Dataset rows about figures
··········
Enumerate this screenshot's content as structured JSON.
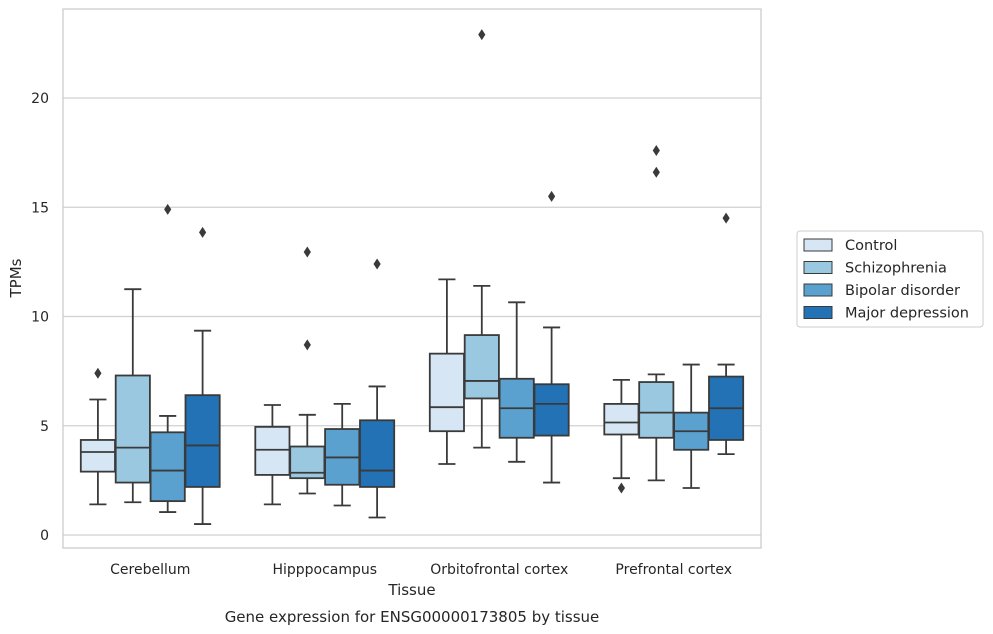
{
  "chart_data": {
    "type": "box",
    "caption": "Gene expression for ENSG00000173805 by tissue",
    "xlabel": "Tissue",
    "ylabel": "TPMs",
    "ylim": [
      -0.5,
      24
    ],
    "yticks": [
      0,
      5,
      10,
      15,
      20
    ],
    "grid": "horizontal",
    "legend_position": "right",
    "categories": [
      "Cerebellum",
      "Hipppocampus",
      "Orbitofrontal cortex",
      "Prefrontal cortex"
    ],
    "series": [
      {
        "name": "Control",
        "color": "#d6e6f4",
        "boxes": [
          {
            "whislo": 1.4,
            "q1": 2.9,
            "med": 3.8,
            "q3": 4.35,
            "whishi": 6.2,
            "fliers": [
              7.4
            ]
          },
          {
            "whislo": 1.4,
            "q1": 2.75,
            "med": 3.9,
            "q3": 4.95,
            "whishi": 5.95,
            "fliers": []
          },
          {
            "whislo": 3.25,
            "q1": 4.75,
            "med": 5.85,
            "q3": 8.3,
            "whishi": 11.7,
            "fliers": []
          },
          {
            "whislo": 2.6,
            "q1": 4.6,
            "med": 5.15,
            "q3": 6.0,
            "whishi": 7.1,
            "fliers": [
              2.15
            ]
          }
        ]
      },
      {
        "name": "Schizophrenia",
        "color": "#9ac8e0",
        "boxes": [
          {
            "whislo": 1.5,
            "q1": 2.4,
            "med": 4.0,
            "q3": 7.3,
            "whishi": 11.25,
            "fliers": []
          },
          {
            "whislo": 1.9,
            "q1": 2.6,
            "med": 2.85,
            "q3": 4.05,
            "whishi": 5.5,
            "fliers": [
              8.7,
              12.95
            ]
          },
          {
            "whislo": 4.0,
            "q1": 6.25,
            "med": 7.05,
            "q3": 9.15,
            "whishi": 11.4,
            "fliers": [
              22.9
            ]
          },
          {
            "whislo": 2.5,
            "q1": 4.45,
            "med": 5.6,
            "q3": 7.0,
            "whishi": 7.35,
            "fliers": [
              16.6,
              17.6
            ]
          }
        ]
      },
      {
        "name": "Bipolar disorder",
        "color": "#5aa1cf",
        "boxes": [
          {
            "whislo": 1.05,
            "q1": 1.55,
            "med": 2.95,
            "q3": 4.7,
            "whishi": 5.45,
            "fliers": [
              14.9
            ]
          },
          {
            "whislo": 1.35,
            "q1": 2.3,
            "med": 3.55,
            "q3": 4.85,
            "whishi": 6.0,
            "fliers": []
          },
          {
            "whislo": 3.35,
            "q1": 4.45,
            "med": 5.8,
            "q3": 7.15,
            "whishi": 10.65,
            "fliers": []
          },
          {
            "whislo": 2.15,
            "q1": 3.9,
            "med": 4.75,
            "q3": 5.6,
            "whishi": 7.8,
            "fliers": []
          }
        ]
      },
      {
        "name": "Major depression",
        "color": "#2272b5",
        "boxes": [
          {
            "whislo": 0.5,
            "q1": 2.2,
            "med": 4.1,
            "q3": 6.4,
            "whishi": 9.35,
            "fliers": [
              13.85
            ]
          },
          {
            "whislo": 0.8,
            "q1": 2.2,
            "med": 2.95,
            "q3": 5.25,
            "whishi": 6.8,
            "fliers": [
              12.4
            ]
          },
          {
            "whislo": 2.4,
            "q1": 4.55,
            "med": 6.0,
            "q3": 6.9,
            "whishi": 9.5,
            "fliers": [
              15.5
            ]
          },
          {
            "whislo": 3.7,
            "q1": 4.35,
            "med": 5.8,
            "q3": 7.25,
            "whishi": 7.8,
            "fliers": [
              14.5
            ]
          }
        ]
      }
    ]
  }
}
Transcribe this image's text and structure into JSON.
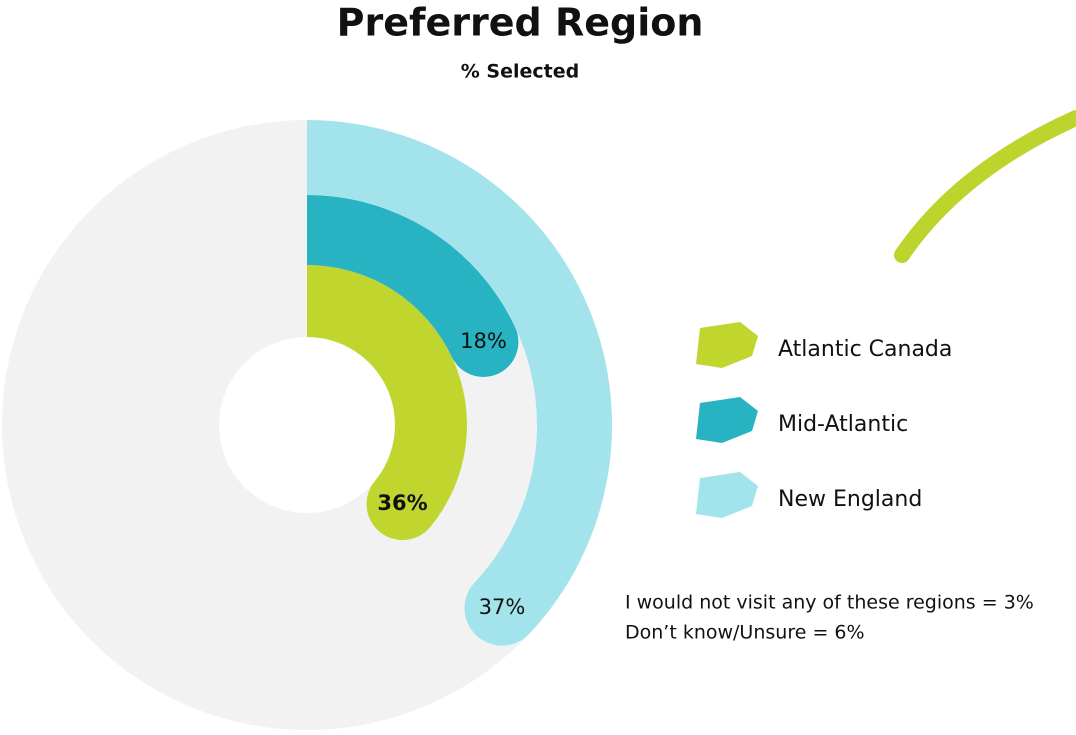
··········
*EXERCISE GOAL*: From the records given above, reproduce all text exactly and exclude each picture.

*ANSWER*:
Enumerate this screenshot's content as structured JSON.
{
  "chart_data": {
    "type": "box",
    "caption": "Gene expression for ENSG00000173805 by tissue",
    "xlabel": "Tissue",
    "ylabel": "TPMs",
    "ylim": [
      -0.5,
      24
    ],
    "yticks": [
      0,
      5,
      10,
      15,
      20
    ],
    "grid": "horizontal",
    "legend_position": "right",
    "categories": [
      "Cerebellum",
      "Hipppocampus",
      "Orbitofrontal cortex",
      "Prefrontal cortex"
    ],
    "series": [
      {
        "name": "Control",
        "color": "#d6e6f4",
        "boxes": [
          {
            "whislo": 1.4,
            "q1": 2.9,
            "med": 3.8,
            "q3": 4.35,
            "whishi": 6.2,
            "fliers": [
              7.4
            ]
          },
          {
            "whislo": 1.4,
            "q1": 2.75,
            "med": 3.9,
            "q3": 4.95,
            "whishi": 5.95,
            "fliers": []
          },
          {
            "whislo": 3.25,
            "q1": 4.75,
            "med": 5.85,
            "q3": 8.3,
            "whishi": 11.7,
            "fliers": []
          },
          {
            "whislo": 2.6,
            "q1": 4.6,
            "med": 5.15,
            "q3": 6.0,
            "whishi": 7.1,
            "fliers": [
              2.15
            ]
          }
        ]
      },
      {
        "name": "Schizophrenia",
        "color": "#9ac8e0",
        "boxes": [
          {
            "whislo": 1.5,
            "q1": 2.4,
            "med": 4.0,
            "q3": 7.3,
            "whishi": 11.25,
            "fliers": []
          },
          {
            "whislo": 1.9,
            "q1": 2.6,
            "med": 2.85,
            "q3": 4.05,
            "whishi": 5.5,
            "fliers": [
              8.7,
              12.95
            ]
          },
          {
            "whislo": 4.0,
            "q1": 6.25,
            "med": 7.05,
            "q3": 9.15,
            "whishi": 11.4,
            "fliers": [
              22.9
            ]
          },
          {
            "whislo": 2.5,
            "q1": 4.45,
            "med": 5.6,
            "q3": 7.0,
            "whishi": 7.35,
            "fliers": [
              16.6,
              17.6
            ]
          }
        ]
      },
      {
        "name": "Bipolar disorder",
        "color": "#5aa1cf",
        "boxes": [
          {
            "whislo": 1.05,
            "q1": 1.55,
            "med": 2.95,
            "q3": 4.7,
            "whishi": 5.45,
            "fliers": [
              14.9
            ]
          },
          {
            "whislo": 1.35,
            "q1": 2.3,
            "med": 3.55,
            "q3": 4.85,
            "whishi": 6.0,
            "fliers": []
          },
          {
            "whislo": 3.35,
            "q1": 4.45,
            "med": 5.8,
            "q3": 7.15,
            "whishi": 10.65,
            "fliers": []
          },
          {
            "whislo": 2.15,
            "q1": 3.9,
            "med": 4.75,
            "q3": 5.6,
            "whishi": 7.8,
            "fliers": []
          }
        ]
      },
      {
        "name": "Major depression",
        "color": "#2272b5",
        "boxes": [
          {
            "whislo": 0.5,
            "q1": 2.2,
            "med": 4.1,
            "q3": 6.4,
            "whishi": 9.35,
            "fliers": [
              13.85
            ]
          },
          {
            "whislo": 0.8,
            "q1": 2.2,
            "med": 2.95,
            "q3": 5.25,
            "whishi": 6.8,
            "fliers": [
              12.4
            ]
          },
          {
            "whislo": 2.4,
            "q1": 4.55,
            "med": 6.0,
            "q3": 6.9,
            "whishi": 9.5,
            "fliers": [
              15.5
            ]
          },
          {
            "whislo": 3.7,
            "q1": 4.35,
            "med": 5.8,
            "q3": 7.25,
            "whishi": 7.8,
            "fliers": [
              14.5
            ]
          }
        ]
      }
    ]
  }
}
Transcribe this image's text and structure into JSON.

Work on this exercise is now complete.